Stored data

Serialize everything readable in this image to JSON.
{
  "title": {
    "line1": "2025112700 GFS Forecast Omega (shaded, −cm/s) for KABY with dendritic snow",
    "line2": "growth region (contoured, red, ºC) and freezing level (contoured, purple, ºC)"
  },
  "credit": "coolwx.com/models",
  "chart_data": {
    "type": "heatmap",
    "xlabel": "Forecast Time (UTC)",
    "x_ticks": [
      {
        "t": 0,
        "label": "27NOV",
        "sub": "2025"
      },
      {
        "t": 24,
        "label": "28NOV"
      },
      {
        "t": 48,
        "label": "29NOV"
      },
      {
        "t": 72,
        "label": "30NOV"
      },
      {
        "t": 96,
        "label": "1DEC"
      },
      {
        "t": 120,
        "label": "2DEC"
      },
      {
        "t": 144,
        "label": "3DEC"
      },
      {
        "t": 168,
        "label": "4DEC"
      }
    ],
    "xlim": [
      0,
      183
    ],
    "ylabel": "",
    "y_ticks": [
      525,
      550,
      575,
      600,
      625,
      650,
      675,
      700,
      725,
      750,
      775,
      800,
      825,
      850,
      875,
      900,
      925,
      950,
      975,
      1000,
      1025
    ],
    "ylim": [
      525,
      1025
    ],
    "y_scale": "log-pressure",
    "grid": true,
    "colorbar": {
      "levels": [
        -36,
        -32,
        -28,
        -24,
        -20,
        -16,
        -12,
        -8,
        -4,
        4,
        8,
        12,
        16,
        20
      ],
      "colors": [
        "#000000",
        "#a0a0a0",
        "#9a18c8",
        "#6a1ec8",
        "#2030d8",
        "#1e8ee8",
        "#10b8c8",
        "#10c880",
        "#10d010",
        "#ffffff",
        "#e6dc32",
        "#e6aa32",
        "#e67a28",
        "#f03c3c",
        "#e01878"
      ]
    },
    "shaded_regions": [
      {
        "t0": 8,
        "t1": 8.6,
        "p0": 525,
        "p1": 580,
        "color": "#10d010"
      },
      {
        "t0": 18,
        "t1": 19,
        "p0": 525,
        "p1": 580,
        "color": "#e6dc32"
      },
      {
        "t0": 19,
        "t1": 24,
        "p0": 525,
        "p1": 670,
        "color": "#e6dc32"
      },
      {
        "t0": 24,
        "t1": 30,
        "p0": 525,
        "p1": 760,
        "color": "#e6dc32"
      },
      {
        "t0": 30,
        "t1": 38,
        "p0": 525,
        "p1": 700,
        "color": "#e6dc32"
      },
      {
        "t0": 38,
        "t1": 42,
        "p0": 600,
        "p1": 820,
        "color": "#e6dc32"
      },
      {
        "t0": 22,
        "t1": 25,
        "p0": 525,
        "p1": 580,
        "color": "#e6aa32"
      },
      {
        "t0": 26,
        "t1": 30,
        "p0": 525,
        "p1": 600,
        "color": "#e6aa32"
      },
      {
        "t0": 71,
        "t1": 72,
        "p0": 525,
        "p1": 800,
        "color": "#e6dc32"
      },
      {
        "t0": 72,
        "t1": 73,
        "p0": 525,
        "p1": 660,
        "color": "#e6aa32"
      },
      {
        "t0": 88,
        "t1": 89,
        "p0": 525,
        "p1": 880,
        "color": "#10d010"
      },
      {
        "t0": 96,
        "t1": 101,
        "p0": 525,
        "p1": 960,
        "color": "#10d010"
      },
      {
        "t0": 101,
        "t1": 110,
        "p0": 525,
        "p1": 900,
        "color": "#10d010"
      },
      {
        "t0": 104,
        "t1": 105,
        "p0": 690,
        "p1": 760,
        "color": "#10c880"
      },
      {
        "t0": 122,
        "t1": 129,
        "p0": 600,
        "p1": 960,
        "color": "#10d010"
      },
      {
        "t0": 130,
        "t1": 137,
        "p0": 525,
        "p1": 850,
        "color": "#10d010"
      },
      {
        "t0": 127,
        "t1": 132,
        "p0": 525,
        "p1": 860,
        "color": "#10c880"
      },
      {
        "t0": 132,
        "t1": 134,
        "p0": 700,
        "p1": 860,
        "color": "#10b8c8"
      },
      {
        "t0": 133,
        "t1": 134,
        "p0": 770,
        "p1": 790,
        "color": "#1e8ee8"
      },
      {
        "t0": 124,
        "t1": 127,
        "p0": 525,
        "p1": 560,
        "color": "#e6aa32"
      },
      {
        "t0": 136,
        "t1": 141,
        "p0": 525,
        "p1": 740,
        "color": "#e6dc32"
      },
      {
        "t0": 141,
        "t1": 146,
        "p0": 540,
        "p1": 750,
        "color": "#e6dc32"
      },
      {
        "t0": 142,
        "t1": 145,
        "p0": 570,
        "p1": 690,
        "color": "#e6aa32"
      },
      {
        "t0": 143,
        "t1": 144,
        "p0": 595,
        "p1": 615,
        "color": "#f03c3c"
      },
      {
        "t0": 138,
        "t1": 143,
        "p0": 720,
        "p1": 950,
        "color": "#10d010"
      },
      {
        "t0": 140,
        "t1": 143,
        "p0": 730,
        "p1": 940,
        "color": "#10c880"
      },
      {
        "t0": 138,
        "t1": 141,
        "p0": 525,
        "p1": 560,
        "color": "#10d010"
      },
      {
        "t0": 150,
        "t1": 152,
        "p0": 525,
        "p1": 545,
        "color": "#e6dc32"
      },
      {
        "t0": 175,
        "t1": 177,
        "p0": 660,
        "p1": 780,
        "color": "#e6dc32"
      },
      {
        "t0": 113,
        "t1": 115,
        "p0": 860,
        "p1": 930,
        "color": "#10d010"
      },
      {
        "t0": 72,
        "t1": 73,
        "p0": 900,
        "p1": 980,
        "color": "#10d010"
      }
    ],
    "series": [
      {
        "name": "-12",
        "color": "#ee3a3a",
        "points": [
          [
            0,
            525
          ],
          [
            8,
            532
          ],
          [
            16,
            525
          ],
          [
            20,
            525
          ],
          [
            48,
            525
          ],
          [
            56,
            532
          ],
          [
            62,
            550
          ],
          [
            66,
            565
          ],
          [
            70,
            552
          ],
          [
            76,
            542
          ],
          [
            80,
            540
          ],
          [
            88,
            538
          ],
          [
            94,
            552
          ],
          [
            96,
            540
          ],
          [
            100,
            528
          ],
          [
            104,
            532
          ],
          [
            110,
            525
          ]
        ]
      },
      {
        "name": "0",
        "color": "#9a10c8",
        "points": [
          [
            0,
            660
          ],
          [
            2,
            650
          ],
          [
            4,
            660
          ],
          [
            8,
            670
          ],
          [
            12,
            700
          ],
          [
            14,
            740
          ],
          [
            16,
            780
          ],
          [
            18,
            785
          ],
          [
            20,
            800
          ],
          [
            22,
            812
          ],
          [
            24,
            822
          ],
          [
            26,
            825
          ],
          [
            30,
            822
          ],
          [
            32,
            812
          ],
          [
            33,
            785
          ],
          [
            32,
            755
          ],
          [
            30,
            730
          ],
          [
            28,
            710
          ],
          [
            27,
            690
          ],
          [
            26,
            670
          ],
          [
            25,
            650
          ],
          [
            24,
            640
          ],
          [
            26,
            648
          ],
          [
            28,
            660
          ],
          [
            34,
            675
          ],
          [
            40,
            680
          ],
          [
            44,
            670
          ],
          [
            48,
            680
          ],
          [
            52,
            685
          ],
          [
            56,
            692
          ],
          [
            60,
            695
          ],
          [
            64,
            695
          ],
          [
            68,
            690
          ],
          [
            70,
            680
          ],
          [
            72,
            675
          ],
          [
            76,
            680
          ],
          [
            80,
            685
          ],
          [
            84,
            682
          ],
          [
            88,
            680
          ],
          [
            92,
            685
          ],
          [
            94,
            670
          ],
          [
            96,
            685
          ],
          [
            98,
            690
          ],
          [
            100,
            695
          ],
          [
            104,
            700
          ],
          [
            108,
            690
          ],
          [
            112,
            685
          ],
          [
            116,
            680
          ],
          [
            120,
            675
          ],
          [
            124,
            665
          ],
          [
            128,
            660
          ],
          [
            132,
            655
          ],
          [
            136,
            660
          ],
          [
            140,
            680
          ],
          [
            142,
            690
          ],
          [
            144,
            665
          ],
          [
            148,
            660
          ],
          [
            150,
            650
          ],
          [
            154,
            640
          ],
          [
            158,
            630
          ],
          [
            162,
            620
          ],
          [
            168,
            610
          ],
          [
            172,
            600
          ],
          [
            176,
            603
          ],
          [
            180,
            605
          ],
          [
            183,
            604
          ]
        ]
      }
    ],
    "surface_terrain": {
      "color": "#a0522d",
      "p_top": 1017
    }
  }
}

## What you should do:
Give the count of lines holding the word "Forecast", with no other words.

## Full answer:
2